▶ Directions
Below are the records; pull every line that includes "color".

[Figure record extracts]
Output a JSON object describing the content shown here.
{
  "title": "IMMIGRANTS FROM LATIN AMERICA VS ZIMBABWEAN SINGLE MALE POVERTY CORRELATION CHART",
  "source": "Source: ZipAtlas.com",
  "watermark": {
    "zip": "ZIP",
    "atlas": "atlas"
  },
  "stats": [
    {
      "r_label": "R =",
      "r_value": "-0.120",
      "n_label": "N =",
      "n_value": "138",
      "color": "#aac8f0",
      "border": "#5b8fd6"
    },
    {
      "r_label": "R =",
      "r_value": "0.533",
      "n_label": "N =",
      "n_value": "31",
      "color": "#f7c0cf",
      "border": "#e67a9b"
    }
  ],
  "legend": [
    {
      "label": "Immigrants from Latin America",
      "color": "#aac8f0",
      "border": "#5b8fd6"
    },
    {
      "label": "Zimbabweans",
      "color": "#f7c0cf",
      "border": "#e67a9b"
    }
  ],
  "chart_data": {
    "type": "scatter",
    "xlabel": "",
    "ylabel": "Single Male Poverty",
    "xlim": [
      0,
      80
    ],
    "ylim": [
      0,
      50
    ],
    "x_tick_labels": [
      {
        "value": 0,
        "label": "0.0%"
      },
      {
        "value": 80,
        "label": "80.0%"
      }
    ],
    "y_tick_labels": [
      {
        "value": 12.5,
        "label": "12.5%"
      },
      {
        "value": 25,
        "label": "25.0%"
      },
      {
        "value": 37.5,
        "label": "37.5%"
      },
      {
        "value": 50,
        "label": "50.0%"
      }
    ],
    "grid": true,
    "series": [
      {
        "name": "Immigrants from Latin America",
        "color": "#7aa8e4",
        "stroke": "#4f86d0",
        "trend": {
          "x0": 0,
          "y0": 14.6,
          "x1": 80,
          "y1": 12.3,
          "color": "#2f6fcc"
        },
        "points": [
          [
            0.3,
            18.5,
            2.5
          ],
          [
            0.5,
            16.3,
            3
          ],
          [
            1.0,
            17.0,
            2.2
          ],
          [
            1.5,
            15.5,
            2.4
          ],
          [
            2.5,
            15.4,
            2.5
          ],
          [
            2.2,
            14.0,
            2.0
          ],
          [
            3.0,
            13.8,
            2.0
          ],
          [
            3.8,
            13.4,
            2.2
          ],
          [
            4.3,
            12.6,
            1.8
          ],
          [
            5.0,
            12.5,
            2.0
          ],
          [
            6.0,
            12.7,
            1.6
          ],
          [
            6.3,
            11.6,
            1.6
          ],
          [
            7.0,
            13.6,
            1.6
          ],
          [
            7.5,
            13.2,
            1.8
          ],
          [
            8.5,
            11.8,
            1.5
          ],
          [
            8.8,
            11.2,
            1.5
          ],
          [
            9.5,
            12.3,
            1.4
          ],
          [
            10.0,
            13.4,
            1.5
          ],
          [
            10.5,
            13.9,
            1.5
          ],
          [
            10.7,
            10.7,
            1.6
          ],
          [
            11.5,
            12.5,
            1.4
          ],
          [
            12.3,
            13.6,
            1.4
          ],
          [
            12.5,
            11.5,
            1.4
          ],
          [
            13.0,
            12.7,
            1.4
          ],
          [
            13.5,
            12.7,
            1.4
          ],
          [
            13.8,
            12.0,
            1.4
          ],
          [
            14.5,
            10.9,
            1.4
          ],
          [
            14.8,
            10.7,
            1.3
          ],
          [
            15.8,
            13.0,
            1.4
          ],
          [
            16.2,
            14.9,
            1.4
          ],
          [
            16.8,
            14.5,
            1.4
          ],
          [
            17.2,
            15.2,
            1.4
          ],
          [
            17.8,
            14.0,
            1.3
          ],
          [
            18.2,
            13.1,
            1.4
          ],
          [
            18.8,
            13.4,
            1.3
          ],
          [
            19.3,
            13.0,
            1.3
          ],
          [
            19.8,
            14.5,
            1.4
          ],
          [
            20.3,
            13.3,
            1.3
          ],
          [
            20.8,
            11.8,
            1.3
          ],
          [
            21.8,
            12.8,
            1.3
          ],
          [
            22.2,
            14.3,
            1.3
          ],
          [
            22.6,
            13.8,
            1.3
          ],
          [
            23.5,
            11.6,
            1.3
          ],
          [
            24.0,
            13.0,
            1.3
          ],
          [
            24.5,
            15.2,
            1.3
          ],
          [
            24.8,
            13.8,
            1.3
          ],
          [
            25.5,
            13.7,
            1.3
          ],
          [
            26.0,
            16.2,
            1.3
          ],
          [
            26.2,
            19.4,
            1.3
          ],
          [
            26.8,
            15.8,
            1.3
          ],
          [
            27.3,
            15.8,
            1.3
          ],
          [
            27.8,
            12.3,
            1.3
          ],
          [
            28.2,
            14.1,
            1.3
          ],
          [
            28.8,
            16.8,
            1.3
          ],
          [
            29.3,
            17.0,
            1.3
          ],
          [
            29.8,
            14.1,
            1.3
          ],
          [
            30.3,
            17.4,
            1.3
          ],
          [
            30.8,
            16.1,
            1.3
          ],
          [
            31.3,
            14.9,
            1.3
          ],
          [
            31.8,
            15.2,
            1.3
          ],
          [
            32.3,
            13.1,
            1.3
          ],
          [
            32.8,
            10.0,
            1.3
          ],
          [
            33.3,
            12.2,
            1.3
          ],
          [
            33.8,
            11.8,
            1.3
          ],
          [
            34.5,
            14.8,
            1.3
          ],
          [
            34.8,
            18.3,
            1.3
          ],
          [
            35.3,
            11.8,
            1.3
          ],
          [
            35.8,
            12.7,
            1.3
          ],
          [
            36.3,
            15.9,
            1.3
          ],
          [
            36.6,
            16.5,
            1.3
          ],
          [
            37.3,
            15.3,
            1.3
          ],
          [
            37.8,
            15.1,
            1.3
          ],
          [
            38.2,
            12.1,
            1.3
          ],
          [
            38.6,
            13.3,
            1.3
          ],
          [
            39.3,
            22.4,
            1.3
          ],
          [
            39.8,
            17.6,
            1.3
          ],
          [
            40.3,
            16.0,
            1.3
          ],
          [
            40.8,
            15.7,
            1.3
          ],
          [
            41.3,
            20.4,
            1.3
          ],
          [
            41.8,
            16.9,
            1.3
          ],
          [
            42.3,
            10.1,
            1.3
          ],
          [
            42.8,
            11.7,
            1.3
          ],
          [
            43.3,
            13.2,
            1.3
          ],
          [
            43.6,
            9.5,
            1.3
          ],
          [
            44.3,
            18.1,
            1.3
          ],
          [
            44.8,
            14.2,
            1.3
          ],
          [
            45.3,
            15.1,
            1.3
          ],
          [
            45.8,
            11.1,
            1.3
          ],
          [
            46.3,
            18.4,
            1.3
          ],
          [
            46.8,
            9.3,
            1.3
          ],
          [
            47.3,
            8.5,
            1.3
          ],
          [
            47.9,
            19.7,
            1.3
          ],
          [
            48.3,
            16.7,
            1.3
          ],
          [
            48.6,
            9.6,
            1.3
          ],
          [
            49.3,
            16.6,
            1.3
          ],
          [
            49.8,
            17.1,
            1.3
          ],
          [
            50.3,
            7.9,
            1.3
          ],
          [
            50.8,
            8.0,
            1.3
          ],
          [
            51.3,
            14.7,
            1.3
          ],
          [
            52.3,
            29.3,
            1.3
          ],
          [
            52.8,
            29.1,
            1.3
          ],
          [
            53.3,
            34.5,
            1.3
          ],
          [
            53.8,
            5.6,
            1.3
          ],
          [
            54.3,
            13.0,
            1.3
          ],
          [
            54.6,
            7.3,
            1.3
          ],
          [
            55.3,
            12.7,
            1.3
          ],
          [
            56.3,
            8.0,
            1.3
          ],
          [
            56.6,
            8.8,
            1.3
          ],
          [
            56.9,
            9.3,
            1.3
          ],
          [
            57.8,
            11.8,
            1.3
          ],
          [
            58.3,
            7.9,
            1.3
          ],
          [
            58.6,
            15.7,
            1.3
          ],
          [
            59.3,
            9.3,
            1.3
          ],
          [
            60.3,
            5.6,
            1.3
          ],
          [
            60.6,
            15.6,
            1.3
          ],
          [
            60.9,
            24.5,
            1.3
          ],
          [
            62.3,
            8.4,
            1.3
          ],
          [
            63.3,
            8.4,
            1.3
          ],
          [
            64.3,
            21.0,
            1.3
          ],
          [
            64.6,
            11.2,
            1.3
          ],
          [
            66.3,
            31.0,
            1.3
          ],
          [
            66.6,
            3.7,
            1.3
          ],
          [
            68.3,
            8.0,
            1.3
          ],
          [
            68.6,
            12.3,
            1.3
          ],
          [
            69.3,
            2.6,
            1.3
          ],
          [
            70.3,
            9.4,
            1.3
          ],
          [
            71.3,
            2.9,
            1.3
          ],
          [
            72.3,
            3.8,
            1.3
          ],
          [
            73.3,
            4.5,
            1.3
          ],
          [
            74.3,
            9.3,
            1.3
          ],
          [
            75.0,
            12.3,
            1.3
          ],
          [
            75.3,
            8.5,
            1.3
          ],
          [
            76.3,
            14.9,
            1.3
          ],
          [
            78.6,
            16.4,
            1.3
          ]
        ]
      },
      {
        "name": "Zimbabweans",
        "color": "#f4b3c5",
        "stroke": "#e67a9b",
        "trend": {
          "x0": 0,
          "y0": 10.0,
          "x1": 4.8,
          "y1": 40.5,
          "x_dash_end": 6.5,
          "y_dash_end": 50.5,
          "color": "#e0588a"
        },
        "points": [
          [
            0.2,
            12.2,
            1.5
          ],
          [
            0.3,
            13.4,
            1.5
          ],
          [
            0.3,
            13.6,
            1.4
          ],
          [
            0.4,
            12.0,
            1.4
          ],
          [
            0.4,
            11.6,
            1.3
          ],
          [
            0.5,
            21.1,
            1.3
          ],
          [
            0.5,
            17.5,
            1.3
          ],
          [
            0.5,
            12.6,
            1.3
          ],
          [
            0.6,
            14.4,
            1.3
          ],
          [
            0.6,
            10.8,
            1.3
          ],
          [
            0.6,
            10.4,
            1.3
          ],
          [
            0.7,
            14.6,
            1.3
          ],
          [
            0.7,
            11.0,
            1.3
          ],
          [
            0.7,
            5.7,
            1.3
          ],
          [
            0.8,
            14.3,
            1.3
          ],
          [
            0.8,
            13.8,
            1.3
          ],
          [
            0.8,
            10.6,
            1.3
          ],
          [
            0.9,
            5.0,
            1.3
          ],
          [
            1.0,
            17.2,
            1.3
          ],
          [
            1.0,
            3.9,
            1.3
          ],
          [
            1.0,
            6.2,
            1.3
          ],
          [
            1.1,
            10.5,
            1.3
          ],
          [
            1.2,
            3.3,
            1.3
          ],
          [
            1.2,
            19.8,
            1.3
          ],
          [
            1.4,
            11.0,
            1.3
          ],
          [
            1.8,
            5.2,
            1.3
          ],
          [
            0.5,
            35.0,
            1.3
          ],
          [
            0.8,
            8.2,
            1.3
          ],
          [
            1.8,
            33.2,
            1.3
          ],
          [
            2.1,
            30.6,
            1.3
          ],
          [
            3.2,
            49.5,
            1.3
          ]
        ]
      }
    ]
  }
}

▶ Worked solution
      "color": "#aac8f0",
      "color": "#f7c0cf",
      "color": "#aac8f0",
      "color": "#f7c0cf",
        "color": "#7aa8e4",
          "color": "#2f6fcc"
        "color": "#f4b3c5",
          "color": "#e0588a"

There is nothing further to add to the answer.